Pour chacune des affirmations suivantes, indiquez par oui ou par non si elle concorde avec l’extrait sur le travail du sexe, en citant les mots exacts de l’extrait qui tranchent la question. (a) Les travailleuses du sexe de la maison close voient un·e médecin deux fois par semaine. (b) Le dépistage d’Aziz à 23 ans a révélé qu’il avait contracté le virus. (c) Aziz se rendait dans des hôtels pour ses rapports.

* _Extrait du document_
──────────────────────────────

D’un point de vue sanitaire, les travailleuses du sexe de la maison close sont suivies deux fois par semaine par un·e médecin. Ce·tte dernier·e leur donne quelques préservatifs, insistant sur leur importance pour éviter les infections, maladies et les grossesses non désirées. Cependant, Hamrouni doit régulièrement piocher dans ses revenus pour en acheter d’autres. Face à l’insistance de certains clients et pour quelques dinars supplémentaires, il lui arrive de ne pas se protéger.
Aziz, lui, ne mettait pas du tout de préservatif, “c’était excitant. Tu prenais le risque de jouer...” À 23 ans, il se rend dans un bureau de l'association ATL MST Sida pour se faire dépister. Il reste stupéfait de voir qu’il n’a pas contracté le virus. “Je n’arrivais pas à comprendre ! Même dans l’association, même eux ils étaient bouche bée”, se souvient-il. Désormais plus prudent, il met un préservatif avant chaque rapport.
L’un des autres risques pour un travailleur du sexe clandestin est de se faire arrêter par la police. Aziz a toujours été très prévoyant par rapport à cela. “Je ne passais pas par les hôtels”, confie-t-il, “Ailleurs, mais pas les hôtels. Chez des amis, chez lui…”.

──────────────────────────────

* _Données fournies_
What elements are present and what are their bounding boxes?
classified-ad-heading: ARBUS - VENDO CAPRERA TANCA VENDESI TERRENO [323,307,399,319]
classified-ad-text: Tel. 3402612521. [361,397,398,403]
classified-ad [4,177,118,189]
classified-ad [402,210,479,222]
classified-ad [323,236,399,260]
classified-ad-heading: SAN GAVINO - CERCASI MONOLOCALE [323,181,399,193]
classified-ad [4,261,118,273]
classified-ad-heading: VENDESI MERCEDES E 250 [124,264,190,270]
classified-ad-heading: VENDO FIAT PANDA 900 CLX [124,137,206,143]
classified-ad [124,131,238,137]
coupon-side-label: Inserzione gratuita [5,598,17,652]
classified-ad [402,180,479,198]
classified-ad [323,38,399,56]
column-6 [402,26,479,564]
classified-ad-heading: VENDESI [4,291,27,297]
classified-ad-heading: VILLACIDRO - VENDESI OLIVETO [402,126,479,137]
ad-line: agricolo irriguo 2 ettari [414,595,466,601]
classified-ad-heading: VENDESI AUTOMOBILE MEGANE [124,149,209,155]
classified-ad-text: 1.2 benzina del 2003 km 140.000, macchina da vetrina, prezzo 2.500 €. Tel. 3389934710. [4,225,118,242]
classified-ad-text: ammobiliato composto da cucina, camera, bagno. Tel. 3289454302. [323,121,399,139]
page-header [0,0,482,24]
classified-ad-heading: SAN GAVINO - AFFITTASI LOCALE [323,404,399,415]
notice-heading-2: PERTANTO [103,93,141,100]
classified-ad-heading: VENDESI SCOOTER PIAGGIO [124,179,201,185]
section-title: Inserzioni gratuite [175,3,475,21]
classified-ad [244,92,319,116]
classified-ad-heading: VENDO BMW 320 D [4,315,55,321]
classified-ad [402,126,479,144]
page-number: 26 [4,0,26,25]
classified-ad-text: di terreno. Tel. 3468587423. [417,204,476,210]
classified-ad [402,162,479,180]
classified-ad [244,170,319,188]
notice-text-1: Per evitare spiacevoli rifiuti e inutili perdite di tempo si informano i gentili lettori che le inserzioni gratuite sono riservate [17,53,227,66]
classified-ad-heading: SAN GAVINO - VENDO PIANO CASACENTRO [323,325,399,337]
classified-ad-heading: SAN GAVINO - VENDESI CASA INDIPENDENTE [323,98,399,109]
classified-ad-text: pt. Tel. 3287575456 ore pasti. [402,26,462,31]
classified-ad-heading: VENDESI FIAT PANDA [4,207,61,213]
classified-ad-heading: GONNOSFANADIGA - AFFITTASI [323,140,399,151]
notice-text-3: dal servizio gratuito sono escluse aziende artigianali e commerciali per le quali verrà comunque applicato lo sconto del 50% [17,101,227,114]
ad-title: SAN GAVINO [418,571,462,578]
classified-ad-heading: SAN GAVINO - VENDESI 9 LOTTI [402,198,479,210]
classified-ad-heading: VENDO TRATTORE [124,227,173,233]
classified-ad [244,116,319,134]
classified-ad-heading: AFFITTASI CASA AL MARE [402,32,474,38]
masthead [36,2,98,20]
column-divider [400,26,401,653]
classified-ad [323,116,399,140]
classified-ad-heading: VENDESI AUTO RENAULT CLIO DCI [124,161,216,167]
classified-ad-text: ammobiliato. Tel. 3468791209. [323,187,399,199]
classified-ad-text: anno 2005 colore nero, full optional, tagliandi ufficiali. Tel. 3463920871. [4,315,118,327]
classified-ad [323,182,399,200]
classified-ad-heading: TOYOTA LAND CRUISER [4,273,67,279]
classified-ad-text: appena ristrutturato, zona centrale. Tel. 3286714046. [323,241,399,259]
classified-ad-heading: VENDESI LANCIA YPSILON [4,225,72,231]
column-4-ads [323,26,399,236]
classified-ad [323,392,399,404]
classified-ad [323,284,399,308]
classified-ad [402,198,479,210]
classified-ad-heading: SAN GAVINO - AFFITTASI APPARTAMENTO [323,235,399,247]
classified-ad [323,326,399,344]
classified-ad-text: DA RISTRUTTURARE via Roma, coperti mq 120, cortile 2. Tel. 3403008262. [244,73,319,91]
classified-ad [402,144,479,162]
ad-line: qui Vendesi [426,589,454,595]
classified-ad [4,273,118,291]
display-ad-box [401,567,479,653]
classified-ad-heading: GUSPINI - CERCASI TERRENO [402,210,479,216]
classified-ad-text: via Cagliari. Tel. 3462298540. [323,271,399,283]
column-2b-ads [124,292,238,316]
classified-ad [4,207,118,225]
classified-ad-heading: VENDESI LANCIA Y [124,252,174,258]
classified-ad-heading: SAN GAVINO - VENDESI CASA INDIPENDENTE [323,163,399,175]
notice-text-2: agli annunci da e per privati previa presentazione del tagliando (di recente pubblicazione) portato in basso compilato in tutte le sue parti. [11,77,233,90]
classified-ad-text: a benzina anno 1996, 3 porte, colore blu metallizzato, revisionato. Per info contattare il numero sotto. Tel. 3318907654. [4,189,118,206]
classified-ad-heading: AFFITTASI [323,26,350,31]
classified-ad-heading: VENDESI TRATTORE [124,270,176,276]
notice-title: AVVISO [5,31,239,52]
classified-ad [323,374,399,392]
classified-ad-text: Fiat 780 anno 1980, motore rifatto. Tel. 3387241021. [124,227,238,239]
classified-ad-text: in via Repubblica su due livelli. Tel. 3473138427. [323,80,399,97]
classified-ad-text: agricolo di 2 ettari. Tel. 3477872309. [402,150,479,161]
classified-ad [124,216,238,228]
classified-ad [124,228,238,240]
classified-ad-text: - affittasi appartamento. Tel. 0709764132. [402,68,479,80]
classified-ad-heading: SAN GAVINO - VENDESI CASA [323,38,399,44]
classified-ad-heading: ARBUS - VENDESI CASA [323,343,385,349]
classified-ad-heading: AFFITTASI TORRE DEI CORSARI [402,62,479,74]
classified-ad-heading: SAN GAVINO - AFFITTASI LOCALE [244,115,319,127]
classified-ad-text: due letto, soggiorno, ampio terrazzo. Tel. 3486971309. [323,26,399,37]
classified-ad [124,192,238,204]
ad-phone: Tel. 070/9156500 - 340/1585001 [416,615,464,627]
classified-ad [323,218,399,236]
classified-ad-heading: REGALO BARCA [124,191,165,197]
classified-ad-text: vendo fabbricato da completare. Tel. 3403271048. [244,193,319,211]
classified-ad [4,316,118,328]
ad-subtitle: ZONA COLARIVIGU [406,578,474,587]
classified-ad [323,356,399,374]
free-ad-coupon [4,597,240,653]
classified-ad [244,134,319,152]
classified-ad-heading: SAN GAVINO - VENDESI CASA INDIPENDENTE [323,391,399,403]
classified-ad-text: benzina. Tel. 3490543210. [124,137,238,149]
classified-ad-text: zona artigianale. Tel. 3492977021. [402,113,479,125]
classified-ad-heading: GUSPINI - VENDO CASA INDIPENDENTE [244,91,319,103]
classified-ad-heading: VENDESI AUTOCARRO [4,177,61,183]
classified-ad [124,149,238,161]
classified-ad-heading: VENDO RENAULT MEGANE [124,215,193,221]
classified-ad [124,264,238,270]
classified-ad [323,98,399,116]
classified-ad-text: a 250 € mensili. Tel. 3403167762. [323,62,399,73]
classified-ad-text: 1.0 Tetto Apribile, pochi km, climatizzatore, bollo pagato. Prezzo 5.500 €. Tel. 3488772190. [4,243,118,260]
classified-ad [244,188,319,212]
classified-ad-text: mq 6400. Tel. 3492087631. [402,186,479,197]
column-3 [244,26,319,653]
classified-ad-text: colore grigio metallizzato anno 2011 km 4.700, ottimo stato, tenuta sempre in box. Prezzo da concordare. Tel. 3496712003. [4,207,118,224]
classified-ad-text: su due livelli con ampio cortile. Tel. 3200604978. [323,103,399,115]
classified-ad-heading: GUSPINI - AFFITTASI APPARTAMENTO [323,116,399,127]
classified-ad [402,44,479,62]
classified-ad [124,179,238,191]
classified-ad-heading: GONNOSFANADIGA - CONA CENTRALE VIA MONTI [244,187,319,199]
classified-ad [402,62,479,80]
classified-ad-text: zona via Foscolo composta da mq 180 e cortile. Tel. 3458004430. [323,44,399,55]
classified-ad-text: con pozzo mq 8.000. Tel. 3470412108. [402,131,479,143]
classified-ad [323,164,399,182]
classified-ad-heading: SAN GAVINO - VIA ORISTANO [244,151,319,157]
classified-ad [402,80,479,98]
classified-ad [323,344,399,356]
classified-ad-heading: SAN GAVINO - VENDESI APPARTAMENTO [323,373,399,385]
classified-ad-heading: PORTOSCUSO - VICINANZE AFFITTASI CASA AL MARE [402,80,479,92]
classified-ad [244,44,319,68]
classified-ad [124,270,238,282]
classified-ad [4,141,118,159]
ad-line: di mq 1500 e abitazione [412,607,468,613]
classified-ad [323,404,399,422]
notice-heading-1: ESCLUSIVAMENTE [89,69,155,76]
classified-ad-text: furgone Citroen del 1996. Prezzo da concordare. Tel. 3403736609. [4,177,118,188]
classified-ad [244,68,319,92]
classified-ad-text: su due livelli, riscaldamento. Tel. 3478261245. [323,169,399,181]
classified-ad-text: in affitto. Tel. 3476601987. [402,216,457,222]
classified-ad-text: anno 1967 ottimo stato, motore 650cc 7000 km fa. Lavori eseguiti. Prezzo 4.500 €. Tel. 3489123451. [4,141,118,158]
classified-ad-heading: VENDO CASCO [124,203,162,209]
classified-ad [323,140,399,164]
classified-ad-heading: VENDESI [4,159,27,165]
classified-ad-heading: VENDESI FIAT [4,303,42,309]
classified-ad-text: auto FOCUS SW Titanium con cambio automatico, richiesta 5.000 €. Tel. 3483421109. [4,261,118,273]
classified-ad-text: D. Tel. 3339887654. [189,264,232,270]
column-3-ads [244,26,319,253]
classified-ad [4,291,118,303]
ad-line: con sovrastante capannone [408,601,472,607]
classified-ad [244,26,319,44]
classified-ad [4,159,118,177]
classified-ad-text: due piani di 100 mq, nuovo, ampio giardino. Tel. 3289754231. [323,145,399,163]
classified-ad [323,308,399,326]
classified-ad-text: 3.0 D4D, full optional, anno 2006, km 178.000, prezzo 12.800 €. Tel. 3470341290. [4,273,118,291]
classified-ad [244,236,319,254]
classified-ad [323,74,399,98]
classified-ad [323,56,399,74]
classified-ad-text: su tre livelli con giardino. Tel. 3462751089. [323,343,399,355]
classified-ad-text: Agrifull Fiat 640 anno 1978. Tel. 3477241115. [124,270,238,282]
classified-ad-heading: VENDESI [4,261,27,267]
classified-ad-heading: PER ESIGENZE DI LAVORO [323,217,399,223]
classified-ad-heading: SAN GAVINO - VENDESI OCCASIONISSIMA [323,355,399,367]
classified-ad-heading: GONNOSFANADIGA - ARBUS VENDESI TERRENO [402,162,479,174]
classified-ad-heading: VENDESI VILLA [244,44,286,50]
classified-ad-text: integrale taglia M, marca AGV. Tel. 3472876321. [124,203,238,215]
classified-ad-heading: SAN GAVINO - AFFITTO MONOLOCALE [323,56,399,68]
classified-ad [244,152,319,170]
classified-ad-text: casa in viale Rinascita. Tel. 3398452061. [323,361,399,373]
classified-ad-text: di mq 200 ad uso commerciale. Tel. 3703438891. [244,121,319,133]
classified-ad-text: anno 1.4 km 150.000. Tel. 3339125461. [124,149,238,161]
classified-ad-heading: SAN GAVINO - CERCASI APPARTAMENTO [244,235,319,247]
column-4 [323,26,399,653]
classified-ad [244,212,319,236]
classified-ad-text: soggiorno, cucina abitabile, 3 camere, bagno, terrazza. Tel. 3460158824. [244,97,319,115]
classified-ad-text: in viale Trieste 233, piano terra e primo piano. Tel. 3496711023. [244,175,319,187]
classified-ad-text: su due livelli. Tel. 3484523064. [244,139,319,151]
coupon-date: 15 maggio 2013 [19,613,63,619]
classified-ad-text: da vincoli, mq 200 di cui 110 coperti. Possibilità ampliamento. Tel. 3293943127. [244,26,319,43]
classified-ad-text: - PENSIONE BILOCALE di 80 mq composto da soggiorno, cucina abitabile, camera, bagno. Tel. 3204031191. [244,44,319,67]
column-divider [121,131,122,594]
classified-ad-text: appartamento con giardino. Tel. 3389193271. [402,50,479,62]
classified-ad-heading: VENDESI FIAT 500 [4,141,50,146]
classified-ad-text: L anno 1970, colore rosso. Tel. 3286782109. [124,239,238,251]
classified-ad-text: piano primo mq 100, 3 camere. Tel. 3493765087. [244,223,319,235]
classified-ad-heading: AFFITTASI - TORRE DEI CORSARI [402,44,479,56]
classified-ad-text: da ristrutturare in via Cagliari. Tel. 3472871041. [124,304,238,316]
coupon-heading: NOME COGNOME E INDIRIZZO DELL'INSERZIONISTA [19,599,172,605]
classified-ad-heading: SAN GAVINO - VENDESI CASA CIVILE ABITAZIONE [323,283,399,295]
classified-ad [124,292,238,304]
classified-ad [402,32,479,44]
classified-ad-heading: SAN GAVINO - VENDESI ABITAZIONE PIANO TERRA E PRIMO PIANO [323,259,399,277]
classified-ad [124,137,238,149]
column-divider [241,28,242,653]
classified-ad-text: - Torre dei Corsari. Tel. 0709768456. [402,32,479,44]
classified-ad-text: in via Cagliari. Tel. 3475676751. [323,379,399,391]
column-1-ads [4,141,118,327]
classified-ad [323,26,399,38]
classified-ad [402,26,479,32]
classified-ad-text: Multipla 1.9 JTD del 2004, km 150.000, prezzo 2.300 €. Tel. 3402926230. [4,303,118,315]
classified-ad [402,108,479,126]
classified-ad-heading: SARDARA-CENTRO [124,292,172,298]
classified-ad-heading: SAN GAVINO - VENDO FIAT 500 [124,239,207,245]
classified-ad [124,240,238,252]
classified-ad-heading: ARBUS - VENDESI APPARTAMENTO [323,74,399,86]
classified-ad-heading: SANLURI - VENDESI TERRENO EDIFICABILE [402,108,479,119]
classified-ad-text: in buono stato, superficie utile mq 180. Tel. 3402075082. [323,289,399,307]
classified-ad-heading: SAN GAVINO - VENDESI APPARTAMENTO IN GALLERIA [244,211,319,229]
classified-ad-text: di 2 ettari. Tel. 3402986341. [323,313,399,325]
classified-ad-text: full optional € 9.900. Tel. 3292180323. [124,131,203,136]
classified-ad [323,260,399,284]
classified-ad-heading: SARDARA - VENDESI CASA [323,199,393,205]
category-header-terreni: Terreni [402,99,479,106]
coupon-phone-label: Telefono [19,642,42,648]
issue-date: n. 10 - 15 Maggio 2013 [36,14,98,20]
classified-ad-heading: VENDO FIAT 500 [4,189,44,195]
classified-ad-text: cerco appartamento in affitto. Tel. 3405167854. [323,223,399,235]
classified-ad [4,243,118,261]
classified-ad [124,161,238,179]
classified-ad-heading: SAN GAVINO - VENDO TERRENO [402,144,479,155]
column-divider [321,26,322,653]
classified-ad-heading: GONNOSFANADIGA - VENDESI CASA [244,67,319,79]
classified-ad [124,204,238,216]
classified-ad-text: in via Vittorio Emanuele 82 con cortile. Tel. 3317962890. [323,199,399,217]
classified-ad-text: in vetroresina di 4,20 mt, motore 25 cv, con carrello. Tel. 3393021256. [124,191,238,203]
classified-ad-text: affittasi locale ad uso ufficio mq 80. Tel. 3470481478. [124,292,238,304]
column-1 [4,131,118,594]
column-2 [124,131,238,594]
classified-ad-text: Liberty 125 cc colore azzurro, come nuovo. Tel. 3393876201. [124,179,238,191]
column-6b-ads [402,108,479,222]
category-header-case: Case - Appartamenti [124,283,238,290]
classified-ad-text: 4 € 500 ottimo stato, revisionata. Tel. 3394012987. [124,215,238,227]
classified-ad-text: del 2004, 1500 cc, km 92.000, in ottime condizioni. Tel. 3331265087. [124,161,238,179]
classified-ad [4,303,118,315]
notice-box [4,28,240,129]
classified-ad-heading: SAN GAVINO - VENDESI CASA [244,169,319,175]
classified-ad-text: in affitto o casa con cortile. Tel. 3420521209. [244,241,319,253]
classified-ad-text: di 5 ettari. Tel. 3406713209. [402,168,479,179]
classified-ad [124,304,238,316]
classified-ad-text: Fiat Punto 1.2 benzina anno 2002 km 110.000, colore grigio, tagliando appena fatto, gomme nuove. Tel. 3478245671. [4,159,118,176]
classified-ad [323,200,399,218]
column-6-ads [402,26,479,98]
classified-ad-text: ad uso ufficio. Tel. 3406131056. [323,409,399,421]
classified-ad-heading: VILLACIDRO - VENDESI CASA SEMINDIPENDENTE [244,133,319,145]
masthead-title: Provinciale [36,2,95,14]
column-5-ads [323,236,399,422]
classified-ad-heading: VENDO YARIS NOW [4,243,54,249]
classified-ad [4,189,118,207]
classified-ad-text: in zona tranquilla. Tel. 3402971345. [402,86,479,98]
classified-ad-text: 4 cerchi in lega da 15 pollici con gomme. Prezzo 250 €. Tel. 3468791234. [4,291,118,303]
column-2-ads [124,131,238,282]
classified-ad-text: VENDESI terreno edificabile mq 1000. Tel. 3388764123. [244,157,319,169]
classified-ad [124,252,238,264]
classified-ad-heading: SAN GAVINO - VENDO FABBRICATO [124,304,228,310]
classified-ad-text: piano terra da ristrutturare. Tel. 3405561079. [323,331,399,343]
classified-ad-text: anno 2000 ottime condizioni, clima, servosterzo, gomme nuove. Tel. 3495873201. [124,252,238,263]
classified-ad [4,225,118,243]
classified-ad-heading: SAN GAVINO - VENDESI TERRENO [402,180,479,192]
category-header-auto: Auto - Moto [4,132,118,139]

──────────────────────────────

* _Corrigé_
(a) Oui : « les travailleuses du sexe de la maison close sont suivies deux fois par semaine par un·e médecin ».
(b) Non : « Il reste stupéfait de voir qu’il n’a pas contracté le virus. »
(c) Non : « Je ne passais pas par les hôtels ».